TASK GOAL: Retype the complete listing exactly as it appears.

EXERCISE MATERIAL:
------------------------

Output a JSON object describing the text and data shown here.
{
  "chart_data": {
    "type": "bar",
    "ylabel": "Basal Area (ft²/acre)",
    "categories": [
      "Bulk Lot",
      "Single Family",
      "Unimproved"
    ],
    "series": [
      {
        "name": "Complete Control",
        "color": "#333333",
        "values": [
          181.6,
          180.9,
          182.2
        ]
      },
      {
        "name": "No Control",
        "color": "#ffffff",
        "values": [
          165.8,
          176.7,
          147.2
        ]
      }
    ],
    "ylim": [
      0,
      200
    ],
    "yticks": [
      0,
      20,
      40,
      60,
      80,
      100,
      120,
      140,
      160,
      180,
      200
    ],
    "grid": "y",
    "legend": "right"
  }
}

------------------------

SOLUTION:
Output a JSON object describing the text and data shown here.
{
  "chart_data": {
    "type": "bar",
    "ylabel": "Basal Area (ft²/acre)",
    "categories": [
      "Bulk Lot",
      "Single Family",
      "Unimproved"
    ],
    "series": [
      {
        "name": "Complete Control",
        "color": "#333333",
        "values": [
          181.6,
          180.9,
          182.2
        ]
      },
      {
        "name": "No Control",
        "color": "#ffffff",
        "values": [
          165.8,
          176.7,
          147.2
        ]
      }
    ],
    "ylim": [
      0,
      200
    ],
    "yticks": [
      0,
      20,
      40,
      60,
      80,
      100,
      120,
      140,
      160,
      180,
      200
    ],
    "grid": "y",
    "legend": "right"
  }
}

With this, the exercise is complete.